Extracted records
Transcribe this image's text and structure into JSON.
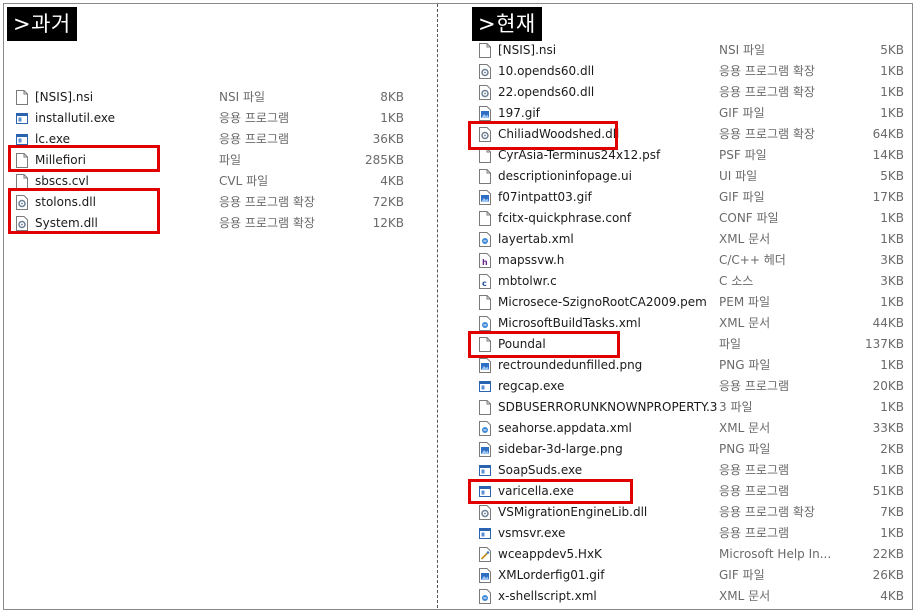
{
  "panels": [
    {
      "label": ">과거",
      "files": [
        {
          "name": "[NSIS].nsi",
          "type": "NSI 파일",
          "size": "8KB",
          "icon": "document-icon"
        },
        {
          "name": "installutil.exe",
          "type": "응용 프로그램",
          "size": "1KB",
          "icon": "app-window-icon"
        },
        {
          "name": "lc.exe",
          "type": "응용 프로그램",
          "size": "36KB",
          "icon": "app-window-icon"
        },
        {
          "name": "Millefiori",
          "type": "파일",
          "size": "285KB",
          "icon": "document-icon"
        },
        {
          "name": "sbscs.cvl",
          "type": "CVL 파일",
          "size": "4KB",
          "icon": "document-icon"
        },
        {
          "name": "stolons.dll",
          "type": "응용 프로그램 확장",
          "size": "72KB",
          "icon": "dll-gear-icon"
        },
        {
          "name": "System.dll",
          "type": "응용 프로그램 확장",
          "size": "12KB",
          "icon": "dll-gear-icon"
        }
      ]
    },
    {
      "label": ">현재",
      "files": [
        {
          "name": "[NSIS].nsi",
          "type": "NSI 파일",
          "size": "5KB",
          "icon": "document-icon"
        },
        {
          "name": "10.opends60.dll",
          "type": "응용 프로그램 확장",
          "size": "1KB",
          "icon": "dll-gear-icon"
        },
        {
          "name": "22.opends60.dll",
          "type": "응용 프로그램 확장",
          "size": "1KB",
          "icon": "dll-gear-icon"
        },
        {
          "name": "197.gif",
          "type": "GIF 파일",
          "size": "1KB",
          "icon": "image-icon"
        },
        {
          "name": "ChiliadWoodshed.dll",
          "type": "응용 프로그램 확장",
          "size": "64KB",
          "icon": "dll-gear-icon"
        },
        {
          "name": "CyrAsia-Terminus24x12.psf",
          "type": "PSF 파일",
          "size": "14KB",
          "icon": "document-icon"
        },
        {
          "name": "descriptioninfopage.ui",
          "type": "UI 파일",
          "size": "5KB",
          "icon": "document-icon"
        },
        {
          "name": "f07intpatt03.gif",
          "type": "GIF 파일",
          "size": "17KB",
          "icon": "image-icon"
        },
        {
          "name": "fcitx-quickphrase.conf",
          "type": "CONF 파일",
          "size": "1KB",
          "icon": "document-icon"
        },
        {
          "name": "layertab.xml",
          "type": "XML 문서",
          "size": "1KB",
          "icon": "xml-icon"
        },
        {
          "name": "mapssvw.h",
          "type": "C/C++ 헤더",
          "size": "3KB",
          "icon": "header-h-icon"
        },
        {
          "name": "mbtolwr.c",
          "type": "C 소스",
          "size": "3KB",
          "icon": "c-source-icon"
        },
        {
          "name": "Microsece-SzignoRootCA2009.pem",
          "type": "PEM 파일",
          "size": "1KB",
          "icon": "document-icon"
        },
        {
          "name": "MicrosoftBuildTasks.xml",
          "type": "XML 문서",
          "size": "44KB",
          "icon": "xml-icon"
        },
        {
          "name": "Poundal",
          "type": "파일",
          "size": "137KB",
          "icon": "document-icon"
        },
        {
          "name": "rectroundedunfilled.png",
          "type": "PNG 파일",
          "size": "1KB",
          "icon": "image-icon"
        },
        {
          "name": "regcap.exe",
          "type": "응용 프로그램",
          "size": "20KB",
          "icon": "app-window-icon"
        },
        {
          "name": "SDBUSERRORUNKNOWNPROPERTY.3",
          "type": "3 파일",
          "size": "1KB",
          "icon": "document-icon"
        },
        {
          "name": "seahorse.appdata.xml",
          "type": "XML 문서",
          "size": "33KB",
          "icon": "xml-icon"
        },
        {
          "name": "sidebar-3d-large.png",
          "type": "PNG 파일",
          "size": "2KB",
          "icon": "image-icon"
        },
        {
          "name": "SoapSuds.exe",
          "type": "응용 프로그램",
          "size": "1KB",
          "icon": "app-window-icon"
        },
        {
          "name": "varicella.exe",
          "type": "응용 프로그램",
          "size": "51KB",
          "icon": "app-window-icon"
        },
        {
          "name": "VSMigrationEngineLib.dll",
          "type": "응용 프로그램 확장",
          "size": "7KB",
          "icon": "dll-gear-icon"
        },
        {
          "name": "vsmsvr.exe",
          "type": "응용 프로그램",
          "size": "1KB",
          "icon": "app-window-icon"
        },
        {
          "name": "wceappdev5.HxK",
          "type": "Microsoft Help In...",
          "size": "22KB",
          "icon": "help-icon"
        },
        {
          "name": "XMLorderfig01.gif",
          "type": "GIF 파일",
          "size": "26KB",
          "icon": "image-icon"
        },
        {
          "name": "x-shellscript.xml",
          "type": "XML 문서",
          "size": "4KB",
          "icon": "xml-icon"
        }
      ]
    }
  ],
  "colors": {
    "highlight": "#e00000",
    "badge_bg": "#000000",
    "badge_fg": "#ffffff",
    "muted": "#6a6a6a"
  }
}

Aim of the exercise
Make an exact copy of every record, pictures excluded.

Completed exercise
Transcribe this image's text and structure into JSON.
{
  "panels": [
    {
      "label": ">과거",
      "files": [
        {
          "name": "[NSIS].nsi",
          "type": "NSI 파일",
          "size": "8KB",
          "icon": "document-icon"
        },
        {
          "name": "installutil.exe",
          "type": "응용 프로그램",
          "size": "1KB",
          "icon": "app-window-icon"
        },
        {
          "name": "lc.exe",
          "type": "응용 프로그램",
          "size": "36KB",
          "icon": "app-window-icon"
        },
        {
          "name": "Millefiori",
          "type": "파일",
          "size": "285KB",
          "icon": "document-icon"
        },
        {
          "name": "sbscs.cvl",
          "type": "CVL 파일",
          "size": "4KB",
          "icon": "document-icon"
        },
        {
          "name": "stolons.dll",
          "type": "응용 프로그램 확장",
          "size": "72KB",
          "icon": "dll-gear-icon"
        },
        {
          "name": "System.dll",
          "type": "응용 프로그램 확장",
          "size": "12KB",
          "icon": "dll-gear-icon"
        }
      ]
    },
    {
      "label": ">현재",
      "files": [
        {
          "name": "[NSIS].nsi",
          "type": "NSI 파일",
          "size": "5KB",
          "icon": "document-icon"
        },
        {
          "name": "10.opends60.dll",
          "type": "응용 프로그램 확장",
          "size": "1KB",
          "icon": "dll-gear-icon"
        },
        {
          "name": "22.opends60.dll",
          "type": "응용 프로그램 확장",
          "size": "1KB",
          "icon": "dll-gear-icon"
        },
        {
          "name": "197.gif",
          "type": "GIF 파일",
          "size": "1KB",
          "icon": "image-icon"
        },
        {
          "name": "ChiliadWoodshed.dll",
          "type": "응용 프로그램 확장",
          "size": "64KB",
          "icon": "dll-gear-icon"
        },
        {
          "name": "CyrAsia-Terminus24x12.psf",
          "type": "PSF 파일",
          "size": "14KB",
          "icon": "document-icon"
        },
        {
          "name": "descriptioninfopage.ui",
          "type": "UI 파일",
          "size": "5KB",
          "icon": "document-icon"
        },
        {
          "name": "f07intpatt03.gif",
          "type": "GIF 파일",
          "size": "17KB",
          "icon": "image-icon"
        },
        {
          "name": "fcitx-quickphrase.conf",
          "type": "CONF 파일",
          "size": "1KB",
          "icon": "document-icon"
        },
        {
          "name": "layertab.xml",
          "type": "XML 문서",
          "size": "1KB",
          "icon": "xml-icon"
        },
        {
          "name": "mapssvw.h",
          "type": "C/C++ 헤더",
          "size": "3KB",
          "icon": "header-h-icon"
        },
        {
          "name": "mbtolwr.c",
          "type": "C 소스",
          "size": "3KB",
          "icon": "c-source-icon"
        },
        {
          "name": "Microsece-SzignoRootCA2009.pem",
          "type": "PEM 파일",
          "size": "1KB",
          "icon": "document-icon"
        },
        {
          "name": "MicrosoftBuildTasks.xml",
          "type": "XML 문서",
          "size": "44KB",
          "icon": "xml-icon"
        },
        {
          "name": "Poundal",
          "type": "파일",
          "size": "137KB",
          "icon": "document-icon"
        },
        {
          "name": "rectroundedunfilled.png",
          "type": "PNG 파일",
          "size": "1KB",
          "icon": "image-icon"
        },
        {
          "name": "regcap.exe",
          "type": "응용 프로그램",
          "size": "20KB",
          "icon": "app-window-icon"
        },
        {
          "name": "SDBUSERRORUNKNOWNPROPERTY.3",
          "type": "3 파일",
          "size": "1KB",
          "icon": "document-icon"
        },
        {
          "name": "seahorse.appdata.xml",
          "type": "XML 문서",
          "size": "33KB",
          "icon": "xml-icon"
        },
        {
          "name": "sidebar-3d-large.png",
          "type": "PNG 파일",
          "size": "2KB",
          "icon": "image-icon"
        },
        {
          "name": "SoapSuds.exe",
          "type": "응용 프로그램",
          "size": "1KB",
          "icon": "app-window-icon"
        },
        {
          "name": "varicella.exe",
          "type": "응용 프로그램",
          "size": "51KB",
          "icon": "app-window-icon"
        },
        {
          "name": "VSMigrationEngineLib.dll",
          "type": "응용 프로그램 확장",
          "size": "7KB",
          "icon": "dll-gear-icon"
        },
        {
          "name": "vsmsvr.exe",
          "type": "응용 프로그램",
          "size": "1KB",
          "icon": "app-window-icon"
        },
        {
          "name": "wceappdev5.HxK",
          "type": "Microsoft Help In...",
          "size": "22KB",
          "icon": "help-icon"
        },
        {
          "name": "XMLorderfig01.gif",
          "type": "GIF 파일",
          "size": "26KB",
          "icon": "image-icon"
        },
        {
          "name": "x-shellscript.xml",
          "type": "XML 문서",
          "size": "4KB",
          "icon": "xml-icon"
        }
      ]
    }
  ],
  "colors": {
    "highlight": "#e00000",
    "badge_bg": "#000000",
    "badge_fg": "#ffffff",
    "muted": "#6a6a6a"
  }
}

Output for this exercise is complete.